Challenge:
In the records below, find each line with the word "JSON" and copy it.

Records that describe figures
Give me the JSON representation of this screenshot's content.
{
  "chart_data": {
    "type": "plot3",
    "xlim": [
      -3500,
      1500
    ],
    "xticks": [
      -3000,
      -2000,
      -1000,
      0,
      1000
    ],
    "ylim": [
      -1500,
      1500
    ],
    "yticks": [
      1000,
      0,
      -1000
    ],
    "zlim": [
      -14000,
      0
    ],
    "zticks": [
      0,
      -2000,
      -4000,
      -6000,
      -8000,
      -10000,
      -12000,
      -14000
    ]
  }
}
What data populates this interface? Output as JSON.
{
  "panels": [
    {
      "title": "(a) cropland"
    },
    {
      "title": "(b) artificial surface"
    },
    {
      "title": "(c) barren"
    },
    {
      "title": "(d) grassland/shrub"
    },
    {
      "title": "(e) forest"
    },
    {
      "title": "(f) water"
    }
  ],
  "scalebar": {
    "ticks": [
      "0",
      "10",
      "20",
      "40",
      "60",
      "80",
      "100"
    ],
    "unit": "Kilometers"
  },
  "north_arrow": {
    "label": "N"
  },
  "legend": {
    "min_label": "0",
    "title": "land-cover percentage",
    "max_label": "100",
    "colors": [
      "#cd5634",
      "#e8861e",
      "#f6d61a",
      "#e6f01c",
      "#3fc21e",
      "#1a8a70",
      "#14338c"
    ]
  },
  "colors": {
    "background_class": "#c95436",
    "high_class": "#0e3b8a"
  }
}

Reply:
Give me the JSON representation of this screenshot's content.
What data populates this interface? Output as JSON.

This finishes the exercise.